▶ [Work to be completed] In your copy, repeat the records exactly and leave out the pictures.

▶ [Given records]
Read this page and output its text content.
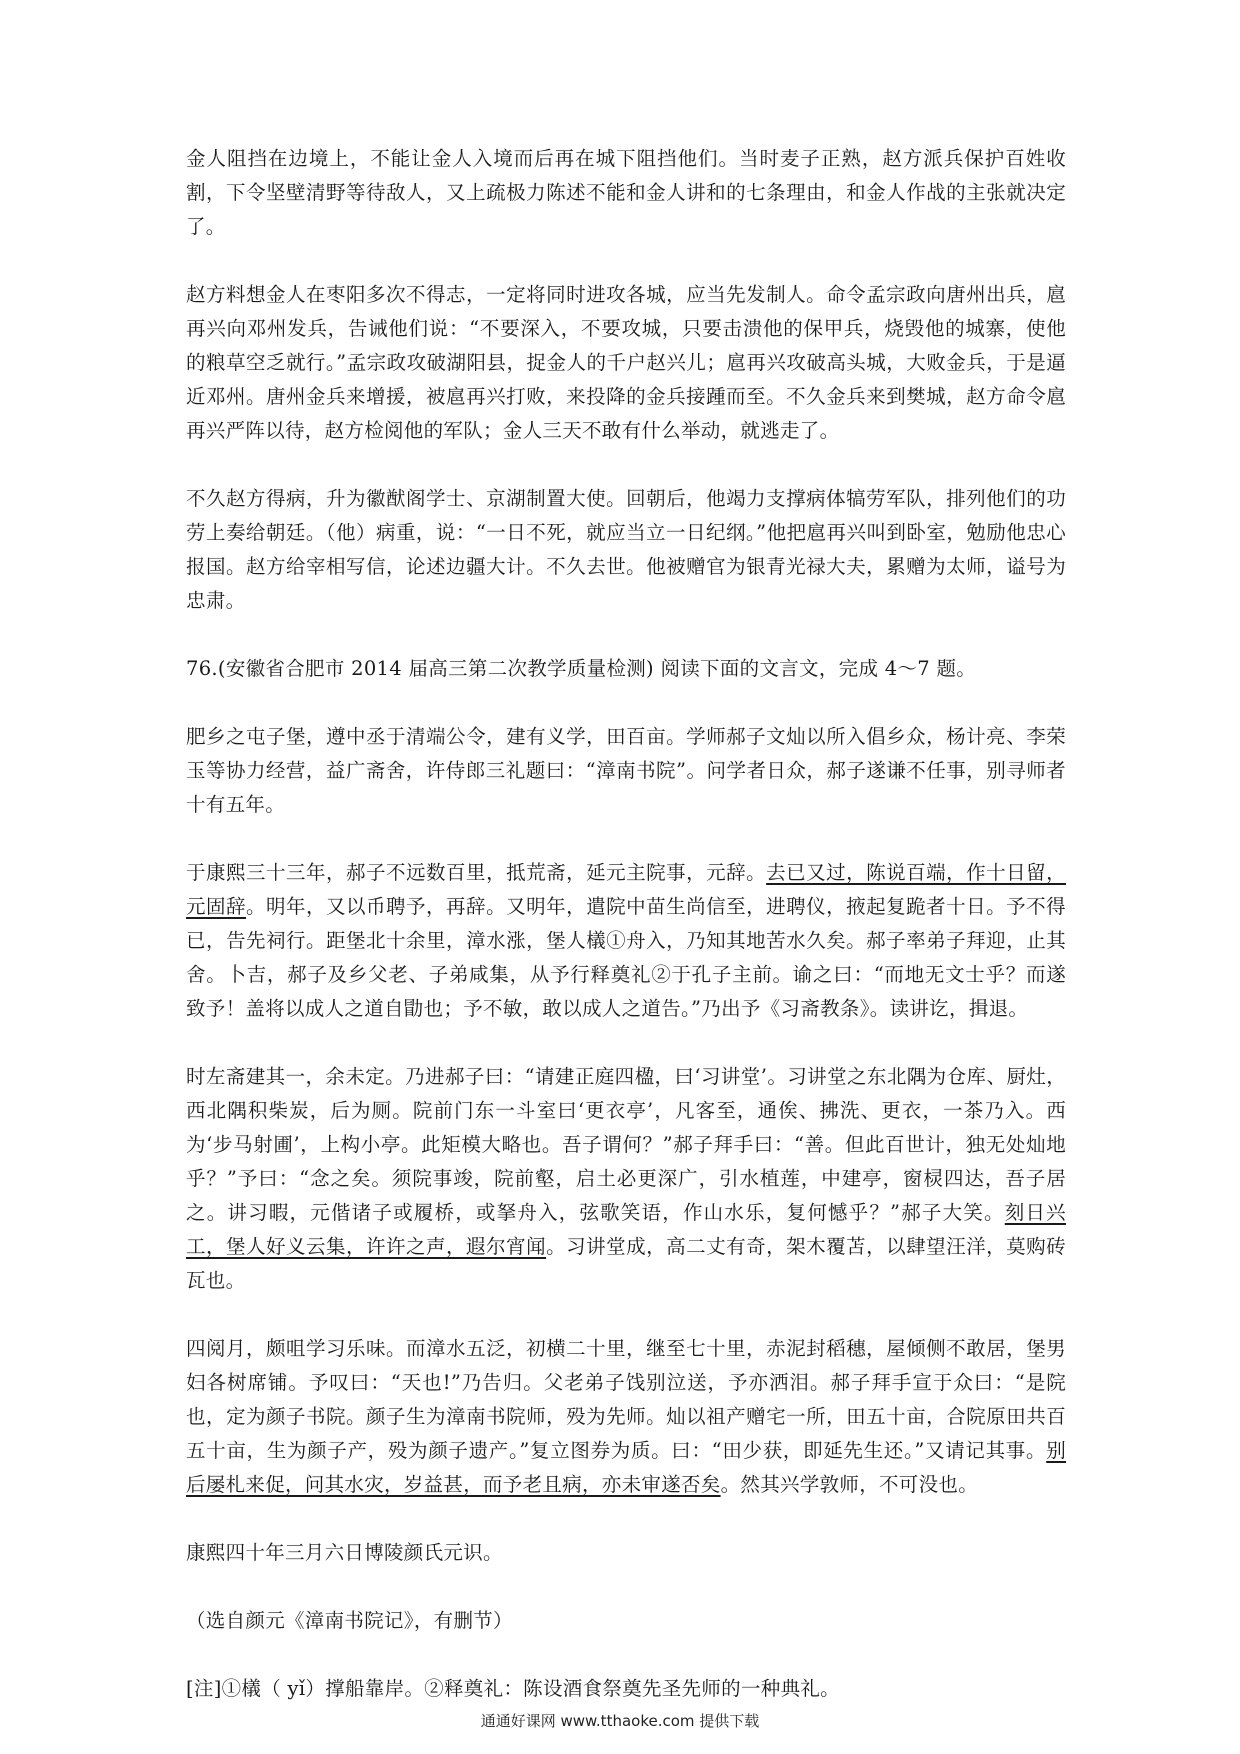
金人阻挡在边境上，不能让金人入境而后再在城下阻挡他们。当时麦子正熟，赵方派兵保护百姓收割，下令坚壁清野等待敌人，又上疏极力陈述不能和金人讲和的七条理由，和金人作战的主张就决定了。

赵方料想金人在枣阳多次不得志，一定将同时进攻各城，应当先发制人。命令孟宗政向唐州出兵，扈再兴向邓州发兵，告诫他们说：“不要深入，不要攻城，只要击溃他的保甲兵，烧毁他的城寨，使他的粮草空乏就行。”孟宗政攻破湖阳县，捉金人的千户赵兴儿；扈再兴攻破高头城，大败金兵，于是逼近邓州。唐州金兵来增援，被扈再兴打败，来投降的金兵接踵而至。不久金兵来到樊城，赵方命令扈再兴严阵以待，赵方检阅他的军队；金人三天不敢有什么举动，就逃走了。

不久赵方得病，升为徽猷阁学士、京湖制置大使。回朝后，他竭力支撑病体犒劳军队，排列他们的功劳上奏给朝廷。（他）病重，说：“一日不死，就应当立一日纪纲。”他把扈再兴叫到卧室，勉励他忠心报国。赵方给宰相写信，论述边疆大计。不久去世。他被赠官为银青光禄大夫，累赠为太师，谥号为忠肃。

76.(安徽省合肥市 2014 届高三第二次教学质量检测) 阅读下面的文言文，完成 4～7 题。

肥乡之屯子堡，遵中丞于清端公令，建有义学，田百亩。学师郝子文灿以所入倡乡众，杨计亮、李荣玉等协力经营，益广斋舍，许侍郎三礼题曰：“漳南书院”。问学者日众，郝子遂谦不任事，别寻师者十有五年。

于康熙三十三年，郝子不远数百里，抵荒斋，延元主院事，元辞。去已又过，陈说百端，作十日留，元固辞。明年，又以币聘予，再辞。又明年，遣院中苗生尚信至，进聘仪，掖起复跪者十日。予不得已，告先祠行。距堡北十余里，漳水涨，堡人檥①舟入，乃知其地苦水久矣。郝子率弟子拜迎，止其舍。卜吉，郝子及乡父老、子弟咸集，从予行释奠礼②于孔子主前。谕之曰：“而地无文士乎？而遂致予！盖将以成人之道自勖也；予不敏，敢以成人之道告。”乃出予《习斋教条》。读讲讫，揖退。

时左斋建其一，余未定。乃进郝子曰：“请建正庭四楹，曰‘习讲堂’。习讲堂之东北隅为仓库、厨灶，西北隅积柴炭，后为厕。院前门东一斗室曰‘更衣亭’，凡客至，通俟、拂洗、更衣，一茶乃入。西为‘步马射圃’，上构小亭。此矩模大略也。吾子谓何？”郝子拜手曰：“善。但此百世计，独无处灿地乎？”予曰：“念之矣。须院事竣，院前壑，启土必更深广，引水植莲，中建亭，窗棂四达，吾子居之。讲习暇，元偕诸子或履桥，或拏舟入，弦歌笑语，作山水乐，复何憾乎？”郝子大笑。刻日兴工，堡人好义云集，许许之声，遐尔宵闻。习讲堂成，高二丈有奇，架木覆苫，以肆望汪洋，莫购砖瓦也。

四阅月，颇咀学习乐味。而漳水五泛，初横二十里，继至七十里，赤泥封稻穗，屋倾侧不敢居，堡男妇各树席铺。予叹曰：“天也!”乃告归。父老弟子饯别泣送，予亦洒泪。郝子拜手宣于众曰：“是院也，定为颜子书院。颜子生为漳南书院师，殁为先师。灿以祖产赠宅一所，田五十亩，合院原田共百五十亩，生为颜子产，殁为颜子遗产。”复立图券为质。曰：“田少获，即延先生还。”又请记其事。别后屡札来促，问其水灾，岁益甚，而予老且病，亦未审遂否矣。然其兴学敦师，不可没也。

康熙四十年三月六日博陵颜氏元识。

（选自颜元《漳南书院记》，有删节）

[注]①檥（ yǐ）撑船靠岸。②释奠礼：陈设酒食祭奠先圣先师的一种典礼。

通通好课网 www.tthaoke.com 提供下载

▶ [Output below]
Read this page and output its text content.
金人阻挡在边境上，不能让金人入境而后再在城下阻挡他们。当时麦子正熟，赵方派兵保护百姓收割，下令坚壁清野等待敌人，又上疏极力陈述不能和金人讲和的七条理由，和金人作战的主张就决定了。

赵方料想金人在枣阳多次不得志，一定将同时进攻各城，应当先发制人。命令孟宗政向唐州出兵，扈再兴向邓州发兵，告诫他们说：“不要深入，不要攻城，只要击溃他的保甲兵，烧毁他的城寨，使他的粮草空乏就行。”孟宗政攻破湖阳县，捉金人的千户赵兴儿；扈再兴攻破高头城，大败金兵，于是逼近邓州。唐州金兵来增援，被扈再兴打败，来投降的金兵接踵而至。不久金兵来到樊城，赵方命令扈再兴严阵以待，赵方检阅他的军队；金人三天不敢有什么举动，就逃走了。

不久赵方得病，升为徽猷阁学士、京湖制置大使。回朝后，他竭力支撑病体犒劳军队，排列他们的功劳上奏给朝廷。（他）病重，说：“一日不死，就应当立一日纪纲。”他把扈再兴叫到卧室，勉励他忠心报国。赵方给宰相写信，论述边疆大计。不久去世。他被赠官为银青光禄大夫，累赠为太师，谥号为忠肃。

76.(安徽省合肥市 2014 届高三第二次教学质量检测) 阅读下面的文言文，完成 4～7 题。

肥乡之屯子堡，遵中丞于清端公令，建有义学，田百亩。学师郝子文灿以所入倡乡众，杨计亮、李荣玉等协力经营，益广斋舍，许侍郎三礼题曰：“漳南书院”。问学者日众，郝子遂谦不任事，别寻师者十有五年。

于康熙三十三年，郝子不远数百里，抵荒斋，延元主院事，元辞。去已又过，陈说百端，作十日留，元固辞。明年，又以币聘予，再辞。又明年，遣院中苗生尚信至，进聘仪，掖起复跪者十日。予不得已，告先祠行。距堡北十余里，漳水涨，堡人檥①舟入，乃知其地苦水久矣。郝子率弟子拜迎，止其舍。卜吉，郝子及乡父老、子弟咸集，从予行释奠礼②于孔子主前。谕之曰：“而地无文士乎？而遂致予！盖将以成人之道自勖也；予不敏，敢以成人之道告。”乃出予《习斋教条》。读讲讫，揖退。

时左斋建其一，余未定。乃进郝子曰：“请建正庭四楹，曰‘习讲堂’。习讲堂之东北隅为仓库、厨灶，西北隅积柴炭，后为厕。院前门东一斗室曰‘更衣亭’，凡客至，通俟、拂洗、更衣，一茶乃入。西为‘步马射圃’，上构小亭。此矩模大略也。吾子谓何？”郝子拜手曰：“善。但此百世计，独无处灿地乎？”予曰：“念之矣。须院事竣，院前壑，启土必更深广，引水植莲，中建亭，窗棂四达，吾子居之。讲习暇，元偕诸子或履桥，或拏舟入，弦歌笑语，作山水乐，复何憾乎？”郝子大笑。刻日兴工，堡人好义云集，许许之声，遐尔宵闻。习讲堂成，高二丈有奇，架木覆苫，以肆望汪洋，莫购砖瓦也。

四阅月，颇咀学习乐味。而漳水五泛，初横二十里，继至七十里，赤泥封稻穗，屋倾侧不敢居，堡男妇各树席铺。予叹曰：“天也!”乃告归。父老弟子饯别泣送，予亦洒泪。郝子拜手宣于众曰：“是院也，定为颜子书院。颜子生为漳南书院师，殁为先师。灿以祖产赠宅一所，田五十亩，合院原田共百五十亩，生为颜子产，殁为颜子遗产。”复立图券为质。曰：“田少获，即延先生还。”又请记其事。别后屡札来促，问其水灾，岁益甚，而予老且病，亦未审遂否矣。然其兴学敦师，不可没也。

康熙四十年三月六日博陵颜氏元识。

（选自颜元《漳南书院记》，有删节）

[注]①檥（ yǐ）撑船靠岸。②释奠礼：陈设酒食祭奠先圣先师的一种典礼。

通通好课网 www.tthaoke.com 提供下载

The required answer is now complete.